### Exercise prompt
Images should be left out, and everything else in the listing reproduced exactly.

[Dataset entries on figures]
■ ■ ■

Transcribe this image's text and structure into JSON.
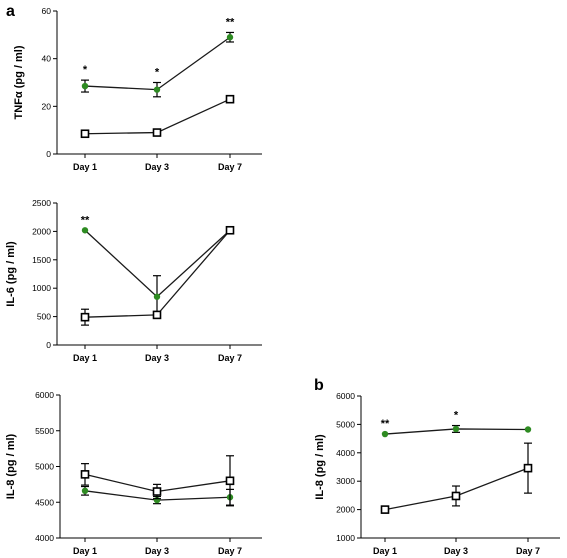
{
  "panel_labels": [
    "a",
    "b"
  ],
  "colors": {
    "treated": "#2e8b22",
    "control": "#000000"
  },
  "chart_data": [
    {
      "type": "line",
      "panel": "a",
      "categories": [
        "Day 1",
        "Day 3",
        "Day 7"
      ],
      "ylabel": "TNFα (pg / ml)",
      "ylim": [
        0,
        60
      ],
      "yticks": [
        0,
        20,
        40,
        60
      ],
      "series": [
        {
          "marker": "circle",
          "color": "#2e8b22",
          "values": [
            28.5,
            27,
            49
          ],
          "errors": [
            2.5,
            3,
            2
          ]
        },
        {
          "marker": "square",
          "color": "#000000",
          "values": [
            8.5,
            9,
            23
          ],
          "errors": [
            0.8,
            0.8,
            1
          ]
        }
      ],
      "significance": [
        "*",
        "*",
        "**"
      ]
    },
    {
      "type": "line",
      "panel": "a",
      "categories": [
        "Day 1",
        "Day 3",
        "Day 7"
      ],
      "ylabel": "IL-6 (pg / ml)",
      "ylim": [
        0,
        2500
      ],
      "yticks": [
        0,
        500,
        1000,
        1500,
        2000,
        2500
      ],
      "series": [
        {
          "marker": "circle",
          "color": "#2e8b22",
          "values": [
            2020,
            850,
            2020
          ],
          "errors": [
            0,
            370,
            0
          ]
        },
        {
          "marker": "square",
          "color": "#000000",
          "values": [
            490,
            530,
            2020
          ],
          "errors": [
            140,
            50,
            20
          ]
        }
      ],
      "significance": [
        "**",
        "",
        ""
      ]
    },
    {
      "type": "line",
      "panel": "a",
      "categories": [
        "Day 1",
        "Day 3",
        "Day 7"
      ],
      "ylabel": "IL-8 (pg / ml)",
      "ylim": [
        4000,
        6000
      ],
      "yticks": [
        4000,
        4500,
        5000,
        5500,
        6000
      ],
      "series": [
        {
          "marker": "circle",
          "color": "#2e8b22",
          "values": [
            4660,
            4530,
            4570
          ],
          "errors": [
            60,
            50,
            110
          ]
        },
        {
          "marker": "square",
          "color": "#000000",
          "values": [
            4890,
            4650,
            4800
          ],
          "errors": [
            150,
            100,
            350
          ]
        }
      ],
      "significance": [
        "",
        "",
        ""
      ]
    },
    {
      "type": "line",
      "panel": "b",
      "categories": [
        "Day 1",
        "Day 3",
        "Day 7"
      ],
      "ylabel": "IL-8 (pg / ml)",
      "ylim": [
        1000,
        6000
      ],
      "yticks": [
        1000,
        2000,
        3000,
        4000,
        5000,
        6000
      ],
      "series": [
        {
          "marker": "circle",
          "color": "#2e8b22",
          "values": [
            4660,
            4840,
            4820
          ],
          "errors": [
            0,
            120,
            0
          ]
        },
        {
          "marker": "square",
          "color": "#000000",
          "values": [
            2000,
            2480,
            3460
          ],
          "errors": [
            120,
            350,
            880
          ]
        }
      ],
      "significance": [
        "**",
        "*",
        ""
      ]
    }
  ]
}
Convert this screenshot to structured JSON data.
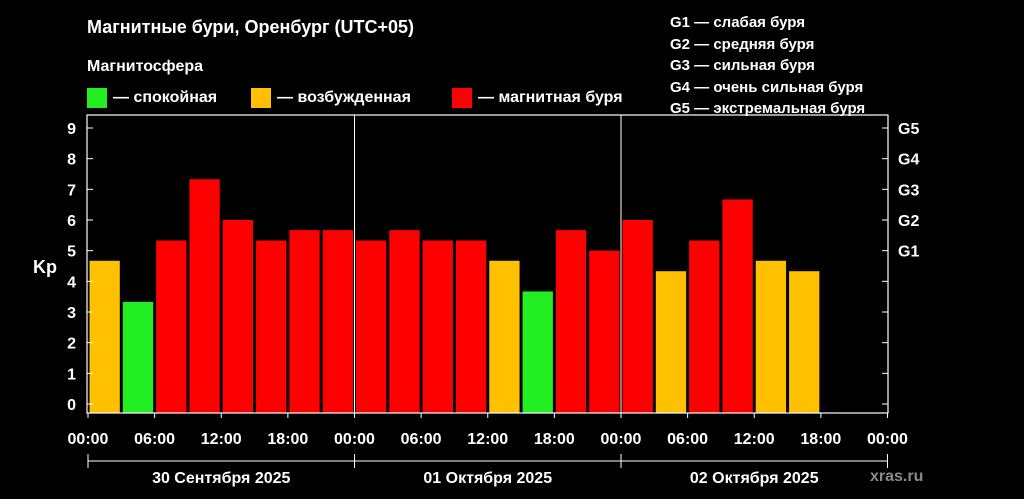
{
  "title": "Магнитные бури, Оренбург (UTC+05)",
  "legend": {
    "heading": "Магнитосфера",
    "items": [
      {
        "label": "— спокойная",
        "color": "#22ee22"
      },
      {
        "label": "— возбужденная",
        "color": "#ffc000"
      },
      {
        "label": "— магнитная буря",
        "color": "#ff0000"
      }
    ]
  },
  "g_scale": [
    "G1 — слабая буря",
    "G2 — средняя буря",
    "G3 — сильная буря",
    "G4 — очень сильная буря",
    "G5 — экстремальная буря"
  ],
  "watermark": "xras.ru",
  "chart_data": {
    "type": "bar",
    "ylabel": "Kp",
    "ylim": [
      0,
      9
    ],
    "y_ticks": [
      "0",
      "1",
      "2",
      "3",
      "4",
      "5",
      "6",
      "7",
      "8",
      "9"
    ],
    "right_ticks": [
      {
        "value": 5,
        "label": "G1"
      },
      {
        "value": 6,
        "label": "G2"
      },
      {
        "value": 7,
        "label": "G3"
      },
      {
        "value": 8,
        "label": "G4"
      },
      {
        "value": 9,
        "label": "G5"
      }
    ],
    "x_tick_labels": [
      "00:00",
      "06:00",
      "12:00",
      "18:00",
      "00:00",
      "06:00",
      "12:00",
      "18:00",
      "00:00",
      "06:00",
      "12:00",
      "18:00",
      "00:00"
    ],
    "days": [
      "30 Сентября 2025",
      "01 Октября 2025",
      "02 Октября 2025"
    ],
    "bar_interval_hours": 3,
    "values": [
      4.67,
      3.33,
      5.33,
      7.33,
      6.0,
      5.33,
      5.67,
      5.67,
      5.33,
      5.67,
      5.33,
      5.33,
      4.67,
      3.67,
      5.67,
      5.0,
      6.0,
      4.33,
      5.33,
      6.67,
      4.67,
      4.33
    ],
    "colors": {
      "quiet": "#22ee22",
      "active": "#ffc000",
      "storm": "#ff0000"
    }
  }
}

■ ■ ■

### Task result
Transcribe this image's text and structure into JSON.
{
  "panel_labels": [
    "a",
    "b"
  ],
  "colors": {
    "treated": "#2e8b22",
    "control": "#000000"
  },
  "chart_data": [
    {
      "type": "line",
      "panel": "a",
      "categories": [
        "Day 1",
        "Day 3",
        "Day 7"
      ],
      "ylabel": "TNFα (pg / ml)",
      "ylim": [
        0,
        60
      ],
      "yticks": [
        0,
        20,
        40,
        60
      ],
      "series": [
        {
          "marker": "circle",
          "color": "#2e8b22",
          "values": [
            28.5,
            27,
            49
          ],
          "errors": [
            2.5,
            3,
            2
          ]
        },
        {
          "marker": "square",
          "color": "#000000",
          "values": [
            8.5,
            9,
            23
          ],
          "errors": [
            0.8,
            0.8,
            1
          ]
        }
      ],
      "significance": [
        "*",
        "*",
        "**"
      ]
    },
    {
      "type": "line",
      "panel": "a",
      "categories": [
        "Day 1",
        "Day 3",
        "Day 7"
      ],
      "ylabel": "IL-6 (pg / ml)",
      "ylim": [
        0,
        2500
      ],
      "yticks": [
        0,
        500,
        1000,
        1500,
        2000,
        2500
      ],
      "series": [
        {
          "marker": "circle",
          "color": "#2e8b22",
          "values": [
            2020,
            850,
            2020
          ],
          "errors": [
            0,
            370,
            0
          ]
        },
        {
          "marker": "square",
          "color": "#000000",
          "values": [
            490,
            530,
            2020
          ],
          "errors": [
            140,
            50,
            20
          ]
        }
      ],
      "significance": [
        "**",
        "",
        ""
      ]
    },
    {
      "type": "line",
      "panel": "a",
      "categories": [
        "Day 1",
        "Day 3",
        "Day 7"
      ],
      "ylabel": "IL-8 (pg / ml)",
      "ylim": [
        4000,
        6000
      ],
      "yticks": [
        4000,
        4500,
        5000,
        5500,
        6000
      ],
      "series": [
        {
          "marker": "circle",
          "color": "#2e8b22",
          "values": [
            4660,
            4530,
            4570
          ],
          "errors": [
            60,
            50,
            110
          ]
        },
        {
          "marker": "square",
          "color": "#000000",
          "values": [
            4890,
            4650,
            4800
          ],
          "errors": [
            150,
            100,
            350
          ]
        }
      ],
      "significance": [
        "",
        "",
        ""
      ]
    },
    {
      "type": "line",
      "panel": "b",
      "categories": [
        "Day 1",
        "Day 3",
        "Day 7"
      ],
      "ylabel": "IL-8 (pg / ml)",
      "ylim": [
        1000,
        6000
      ],
      "yticks": [
        1000,
        2000,
        3000,
        4000,
        5000,
        6000
      ],
      "series": [
        {
          "marker": "circle",
          "color": "#2e8b22",
          "values": [
            4660,
            4840,
            4820
          ],
          "errors": [
            0,
            120,
            0
          ]
        },
        {
          "marker": "square",
          "color": "#000000",
          "values": [
            2000,
            2480,
            3460
          ],
          "errors": [
            120,
            350,
            880
          ]
        }
      ],
      "significance": [
        "**",
        "*",
        ""
      ]
    }
  ]
}
Convert this screenshot to structured JSON data.
{
  "title": "Магнитные бури, Оренбург (UTC+05)",
  "legend": {
    "heading": "Магнитосфера",
    "items": [
      {
        "label": "— спокойная",
        "color": "#22ee22"
      },
      {
        "label": "— возбужденная",
        "color": "#ffc000"
      },
      {
        "label": "— магнитная буря",
        "color": "#ff0000"
      }
    ]
  },
  "g_scale": [
    "G1 — слабая буря",
    "G2 — средняя буря",
    "G3 — сильная буря",
    "G4 — очень сильная буря",
    "G5 — экстремальная буря"
  ],
  "watermark": "xras.ru",
  "chart_data": {
    "type": "bar",
    "ylabel": "Kp",
    "ylim": [
      0,
      9
    ],
    "y_ticks": [
      "0",
      "1",
      "2",
      "3",
      "4",
      "5",
      "6",
      "7",
      "8",
      "9"
    ],
    "right_ticks": [
      {
        "value": 5,
        "label": "G1"
      },
      {
        "value": 6,
        "label": "G2"
      },
      {
        "value": 7,
        "label": "G3"
      },
      {
        "value": 8,
        "label": "G4"
      },
      {
        "value": 9,
        "label": "G5"
      }
    ],
    "x_tick_labels": [
      "00:00",
      "06:00",
      "12:00",
      "18:00",
      "00:00",
      "06:00",
      "12:00",
      "18:00",
      "00:00",
      "06:00",
      "12:00",
      "18:00",
      "00:00"
    ],
    "days": [
      "30 Сентября 2025",
      "01 Октября 2025",
      "02 Октября 2025"
    ],
    "bar_interval_hours": 3,
    "values": [
      4.67,
      3.33,
      5.33,
      7.33,
      6.0,
      5.33,
      5.67,
      5.67,
      5.33,
      5.67,
      5.33,
      5.33,
      4.67,
      3.67,
      5.67,
      5.0,
      6.0,
      4.33,
      5.33,
      6.67,
      4.67,
      4.33
    ],
    "colors": {
      "quiet": "#22ee22",
      "active": "#ffc000",
      "storm": "#ff0000"
    }
  }
}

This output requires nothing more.